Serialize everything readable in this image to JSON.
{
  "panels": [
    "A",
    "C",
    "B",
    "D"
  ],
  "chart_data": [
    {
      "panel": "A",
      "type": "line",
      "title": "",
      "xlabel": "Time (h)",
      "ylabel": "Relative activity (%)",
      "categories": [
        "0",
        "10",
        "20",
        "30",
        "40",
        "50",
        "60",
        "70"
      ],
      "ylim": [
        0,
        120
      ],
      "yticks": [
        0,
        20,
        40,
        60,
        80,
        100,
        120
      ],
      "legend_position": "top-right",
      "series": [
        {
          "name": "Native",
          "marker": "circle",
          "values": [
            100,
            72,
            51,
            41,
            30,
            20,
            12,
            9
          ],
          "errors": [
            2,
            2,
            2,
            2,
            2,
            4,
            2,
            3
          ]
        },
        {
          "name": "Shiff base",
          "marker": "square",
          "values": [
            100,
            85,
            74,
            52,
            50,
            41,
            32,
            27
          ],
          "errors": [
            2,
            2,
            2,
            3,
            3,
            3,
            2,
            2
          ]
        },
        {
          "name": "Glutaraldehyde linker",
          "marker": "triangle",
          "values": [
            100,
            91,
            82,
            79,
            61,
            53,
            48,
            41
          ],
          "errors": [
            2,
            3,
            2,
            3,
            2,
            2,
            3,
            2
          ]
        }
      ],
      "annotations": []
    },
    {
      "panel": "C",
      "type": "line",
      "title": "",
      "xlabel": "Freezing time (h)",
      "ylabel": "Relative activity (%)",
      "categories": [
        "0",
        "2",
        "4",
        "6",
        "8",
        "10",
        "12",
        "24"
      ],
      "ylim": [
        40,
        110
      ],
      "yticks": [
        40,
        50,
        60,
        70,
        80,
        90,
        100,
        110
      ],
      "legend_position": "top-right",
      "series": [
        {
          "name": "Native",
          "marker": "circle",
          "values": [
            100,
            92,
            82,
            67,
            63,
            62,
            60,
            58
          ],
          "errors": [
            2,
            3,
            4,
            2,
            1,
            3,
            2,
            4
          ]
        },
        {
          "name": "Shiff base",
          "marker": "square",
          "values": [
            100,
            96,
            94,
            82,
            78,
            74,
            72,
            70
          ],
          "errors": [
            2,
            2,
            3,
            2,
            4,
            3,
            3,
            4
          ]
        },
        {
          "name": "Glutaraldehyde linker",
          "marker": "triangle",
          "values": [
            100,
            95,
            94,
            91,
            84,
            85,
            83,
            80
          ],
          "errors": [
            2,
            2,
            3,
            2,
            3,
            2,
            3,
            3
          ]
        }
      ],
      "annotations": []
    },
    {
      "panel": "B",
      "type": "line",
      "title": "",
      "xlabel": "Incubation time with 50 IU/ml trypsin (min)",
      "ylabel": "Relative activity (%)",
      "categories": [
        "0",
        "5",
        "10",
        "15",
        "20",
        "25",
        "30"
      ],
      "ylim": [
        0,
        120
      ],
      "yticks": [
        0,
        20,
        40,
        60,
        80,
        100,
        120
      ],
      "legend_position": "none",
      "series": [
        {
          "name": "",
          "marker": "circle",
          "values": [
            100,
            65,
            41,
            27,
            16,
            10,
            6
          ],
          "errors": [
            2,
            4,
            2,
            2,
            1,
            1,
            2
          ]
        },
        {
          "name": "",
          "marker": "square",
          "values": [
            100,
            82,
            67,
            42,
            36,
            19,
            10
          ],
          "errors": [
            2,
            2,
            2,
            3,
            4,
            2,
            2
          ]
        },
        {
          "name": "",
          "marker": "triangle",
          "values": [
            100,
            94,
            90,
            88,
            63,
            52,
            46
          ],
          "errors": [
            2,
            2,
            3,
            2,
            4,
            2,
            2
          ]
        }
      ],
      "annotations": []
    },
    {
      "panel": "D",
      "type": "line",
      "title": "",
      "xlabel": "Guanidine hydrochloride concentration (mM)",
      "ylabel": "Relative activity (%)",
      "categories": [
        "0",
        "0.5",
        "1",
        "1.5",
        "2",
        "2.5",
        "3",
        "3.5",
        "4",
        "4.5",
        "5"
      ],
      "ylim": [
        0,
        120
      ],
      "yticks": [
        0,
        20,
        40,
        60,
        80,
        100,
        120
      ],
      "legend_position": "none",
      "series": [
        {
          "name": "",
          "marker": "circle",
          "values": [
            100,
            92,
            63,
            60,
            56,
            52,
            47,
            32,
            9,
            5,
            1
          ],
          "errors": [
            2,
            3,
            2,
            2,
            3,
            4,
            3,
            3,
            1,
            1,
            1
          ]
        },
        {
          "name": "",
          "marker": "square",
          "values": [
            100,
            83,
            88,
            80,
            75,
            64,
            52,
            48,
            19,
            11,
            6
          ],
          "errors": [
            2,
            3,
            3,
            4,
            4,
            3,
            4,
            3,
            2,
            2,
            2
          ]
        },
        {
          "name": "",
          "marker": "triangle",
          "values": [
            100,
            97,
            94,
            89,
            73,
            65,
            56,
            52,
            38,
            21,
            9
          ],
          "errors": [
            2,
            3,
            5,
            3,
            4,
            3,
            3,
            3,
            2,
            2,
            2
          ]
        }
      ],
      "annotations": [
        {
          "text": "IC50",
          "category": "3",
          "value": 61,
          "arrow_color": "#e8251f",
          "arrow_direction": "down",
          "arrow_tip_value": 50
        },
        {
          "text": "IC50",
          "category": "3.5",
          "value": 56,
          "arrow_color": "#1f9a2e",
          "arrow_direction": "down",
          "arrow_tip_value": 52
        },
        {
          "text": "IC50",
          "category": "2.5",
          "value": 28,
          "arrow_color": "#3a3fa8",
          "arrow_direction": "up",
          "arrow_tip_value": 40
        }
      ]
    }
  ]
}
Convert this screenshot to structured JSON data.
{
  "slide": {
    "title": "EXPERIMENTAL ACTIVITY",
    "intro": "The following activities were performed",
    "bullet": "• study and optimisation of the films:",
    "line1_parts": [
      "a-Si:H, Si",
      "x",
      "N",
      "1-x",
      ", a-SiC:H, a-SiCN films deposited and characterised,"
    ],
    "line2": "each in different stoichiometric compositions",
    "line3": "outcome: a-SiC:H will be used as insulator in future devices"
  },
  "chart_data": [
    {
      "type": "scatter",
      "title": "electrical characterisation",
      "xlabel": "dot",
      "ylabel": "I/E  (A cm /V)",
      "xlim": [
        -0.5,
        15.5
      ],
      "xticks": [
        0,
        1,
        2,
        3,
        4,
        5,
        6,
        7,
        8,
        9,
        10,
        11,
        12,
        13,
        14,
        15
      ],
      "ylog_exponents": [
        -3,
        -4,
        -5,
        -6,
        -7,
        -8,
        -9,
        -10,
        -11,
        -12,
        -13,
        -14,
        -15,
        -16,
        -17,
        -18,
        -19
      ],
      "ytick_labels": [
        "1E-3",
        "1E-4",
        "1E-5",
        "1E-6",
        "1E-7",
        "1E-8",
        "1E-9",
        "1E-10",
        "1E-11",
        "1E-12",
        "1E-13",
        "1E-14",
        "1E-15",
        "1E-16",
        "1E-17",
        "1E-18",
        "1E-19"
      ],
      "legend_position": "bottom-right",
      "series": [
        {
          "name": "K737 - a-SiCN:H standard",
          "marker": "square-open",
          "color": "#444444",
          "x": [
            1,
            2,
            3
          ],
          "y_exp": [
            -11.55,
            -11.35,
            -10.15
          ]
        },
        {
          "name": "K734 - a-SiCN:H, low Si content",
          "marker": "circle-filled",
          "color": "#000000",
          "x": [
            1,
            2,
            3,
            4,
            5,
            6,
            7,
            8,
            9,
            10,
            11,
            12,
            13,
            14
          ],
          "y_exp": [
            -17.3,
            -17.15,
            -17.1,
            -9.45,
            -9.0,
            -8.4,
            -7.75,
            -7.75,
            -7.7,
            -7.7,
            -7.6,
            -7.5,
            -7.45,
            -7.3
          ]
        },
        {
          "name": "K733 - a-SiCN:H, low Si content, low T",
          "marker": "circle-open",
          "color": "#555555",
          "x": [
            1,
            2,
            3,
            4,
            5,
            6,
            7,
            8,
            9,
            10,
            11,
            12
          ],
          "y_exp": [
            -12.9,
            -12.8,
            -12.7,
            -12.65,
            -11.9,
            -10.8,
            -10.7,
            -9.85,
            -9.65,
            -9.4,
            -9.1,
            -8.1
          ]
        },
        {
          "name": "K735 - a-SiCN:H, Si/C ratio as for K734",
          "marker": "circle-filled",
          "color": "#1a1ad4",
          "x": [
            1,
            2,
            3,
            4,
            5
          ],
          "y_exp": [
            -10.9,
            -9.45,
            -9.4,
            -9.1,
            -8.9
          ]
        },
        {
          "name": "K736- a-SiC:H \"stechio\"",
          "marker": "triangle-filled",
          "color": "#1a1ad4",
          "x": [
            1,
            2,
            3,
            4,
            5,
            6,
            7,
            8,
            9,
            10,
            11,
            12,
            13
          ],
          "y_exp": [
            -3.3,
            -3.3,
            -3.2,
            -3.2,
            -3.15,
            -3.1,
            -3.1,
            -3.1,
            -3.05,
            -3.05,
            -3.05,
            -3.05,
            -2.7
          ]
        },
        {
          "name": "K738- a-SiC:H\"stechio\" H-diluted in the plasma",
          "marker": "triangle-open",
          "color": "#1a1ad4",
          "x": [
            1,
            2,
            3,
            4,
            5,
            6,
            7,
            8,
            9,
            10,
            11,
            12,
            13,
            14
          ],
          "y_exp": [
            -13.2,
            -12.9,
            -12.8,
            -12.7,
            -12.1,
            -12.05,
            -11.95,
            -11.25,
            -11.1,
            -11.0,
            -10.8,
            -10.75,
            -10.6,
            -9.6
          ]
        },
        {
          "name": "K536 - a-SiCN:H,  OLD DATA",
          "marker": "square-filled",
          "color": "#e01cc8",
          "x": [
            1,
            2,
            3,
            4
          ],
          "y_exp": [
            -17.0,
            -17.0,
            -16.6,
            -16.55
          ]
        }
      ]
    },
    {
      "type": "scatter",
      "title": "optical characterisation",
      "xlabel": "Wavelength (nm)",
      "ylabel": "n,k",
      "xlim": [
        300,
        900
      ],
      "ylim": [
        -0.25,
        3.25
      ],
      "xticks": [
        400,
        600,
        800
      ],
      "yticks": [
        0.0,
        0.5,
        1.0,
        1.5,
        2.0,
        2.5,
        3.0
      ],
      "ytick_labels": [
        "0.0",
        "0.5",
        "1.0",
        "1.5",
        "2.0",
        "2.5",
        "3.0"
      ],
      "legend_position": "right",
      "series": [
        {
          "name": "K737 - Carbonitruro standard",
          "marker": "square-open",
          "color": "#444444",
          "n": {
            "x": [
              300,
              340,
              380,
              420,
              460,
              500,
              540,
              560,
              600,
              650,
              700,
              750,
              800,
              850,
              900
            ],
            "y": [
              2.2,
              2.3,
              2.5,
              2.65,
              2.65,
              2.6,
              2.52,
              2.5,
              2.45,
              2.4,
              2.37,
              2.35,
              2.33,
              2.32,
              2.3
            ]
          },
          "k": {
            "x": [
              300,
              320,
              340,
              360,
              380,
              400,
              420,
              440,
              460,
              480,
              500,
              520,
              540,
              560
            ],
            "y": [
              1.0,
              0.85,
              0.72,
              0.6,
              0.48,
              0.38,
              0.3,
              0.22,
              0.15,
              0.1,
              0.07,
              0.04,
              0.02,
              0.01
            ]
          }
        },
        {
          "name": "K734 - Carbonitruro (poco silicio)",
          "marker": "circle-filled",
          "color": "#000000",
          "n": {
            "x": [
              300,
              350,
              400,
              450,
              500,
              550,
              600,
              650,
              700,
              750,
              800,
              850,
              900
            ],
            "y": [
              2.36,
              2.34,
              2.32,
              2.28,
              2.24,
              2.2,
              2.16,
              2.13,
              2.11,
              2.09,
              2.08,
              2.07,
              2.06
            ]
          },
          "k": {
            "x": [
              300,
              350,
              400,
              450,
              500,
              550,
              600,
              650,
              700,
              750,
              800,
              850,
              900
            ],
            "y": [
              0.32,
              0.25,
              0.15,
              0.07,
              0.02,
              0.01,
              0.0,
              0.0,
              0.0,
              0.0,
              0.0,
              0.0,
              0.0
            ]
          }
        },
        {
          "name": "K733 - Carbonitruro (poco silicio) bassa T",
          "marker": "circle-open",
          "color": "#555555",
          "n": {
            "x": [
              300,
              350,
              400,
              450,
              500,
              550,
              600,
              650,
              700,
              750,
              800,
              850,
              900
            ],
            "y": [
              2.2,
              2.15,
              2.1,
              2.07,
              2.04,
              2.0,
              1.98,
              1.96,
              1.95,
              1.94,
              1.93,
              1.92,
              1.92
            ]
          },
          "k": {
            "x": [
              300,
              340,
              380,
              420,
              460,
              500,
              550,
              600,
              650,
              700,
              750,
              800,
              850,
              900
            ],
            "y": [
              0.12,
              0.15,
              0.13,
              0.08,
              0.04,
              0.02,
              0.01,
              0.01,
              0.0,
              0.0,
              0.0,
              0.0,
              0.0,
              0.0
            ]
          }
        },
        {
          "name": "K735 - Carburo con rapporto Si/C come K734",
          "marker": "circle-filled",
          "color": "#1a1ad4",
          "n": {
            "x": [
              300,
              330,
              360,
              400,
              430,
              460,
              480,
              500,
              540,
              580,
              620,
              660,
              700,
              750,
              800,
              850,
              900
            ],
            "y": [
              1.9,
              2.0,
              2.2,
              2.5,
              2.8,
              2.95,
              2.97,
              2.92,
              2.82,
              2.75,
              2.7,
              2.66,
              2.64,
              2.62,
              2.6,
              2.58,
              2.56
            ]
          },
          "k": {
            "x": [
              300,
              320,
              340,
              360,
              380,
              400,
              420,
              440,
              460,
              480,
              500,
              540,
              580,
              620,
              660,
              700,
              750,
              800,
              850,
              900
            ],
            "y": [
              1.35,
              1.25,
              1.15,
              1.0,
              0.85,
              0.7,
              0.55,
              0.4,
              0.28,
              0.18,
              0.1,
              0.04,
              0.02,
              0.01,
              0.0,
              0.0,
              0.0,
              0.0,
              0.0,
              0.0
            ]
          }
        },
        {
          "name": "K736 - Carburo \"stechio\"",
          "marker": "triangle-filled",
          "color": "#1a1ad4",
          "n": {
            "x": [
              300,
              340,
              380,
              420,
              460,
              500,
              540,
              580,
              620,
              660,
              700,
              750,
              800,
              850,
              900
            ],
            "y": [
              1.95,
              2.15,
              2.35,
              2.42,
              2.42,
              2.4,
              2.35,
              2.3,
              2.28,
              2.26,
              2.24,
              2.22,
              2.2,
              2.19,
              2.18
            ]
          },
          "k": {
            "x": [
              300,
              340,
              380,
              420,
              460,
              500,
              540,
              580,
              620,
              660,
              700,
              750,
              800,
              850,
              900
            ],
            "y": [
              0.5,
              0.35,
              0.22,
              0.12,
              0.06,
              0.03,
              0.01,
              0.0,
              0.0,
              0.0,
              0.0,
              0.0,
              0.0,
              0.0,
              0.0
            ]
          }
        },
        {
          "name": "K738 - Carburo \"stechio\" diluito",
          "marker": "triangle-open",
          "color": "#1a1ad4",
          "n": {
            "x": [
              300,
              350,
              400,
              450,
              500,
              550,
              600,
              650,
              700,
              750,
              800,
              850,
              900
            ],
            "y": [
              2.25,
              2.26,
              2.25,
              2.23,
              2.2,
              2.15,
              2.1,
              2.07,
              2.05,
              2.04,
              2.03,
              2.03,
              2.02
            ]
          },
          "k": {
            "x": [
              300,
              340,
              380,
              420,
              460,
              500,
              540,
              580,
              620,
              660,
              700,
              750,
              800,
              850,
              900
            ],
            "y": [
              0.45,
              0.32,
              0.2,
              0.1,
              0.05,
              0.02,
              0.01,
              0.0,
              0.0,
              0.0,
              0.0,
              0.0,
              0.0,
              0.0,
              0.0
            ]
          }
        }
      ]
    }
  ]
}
+ + + + + + +
What is needed:
Extract every line containing the string "Carbonitruro" from the data above.

Answer to the task:
          "name": "K737 - Carbonitruro standard",
          "name": "K734 - Carbonitruro (poco silicio)",
          "name": "K733 - Carbonitruro (poco silicio) bassa T",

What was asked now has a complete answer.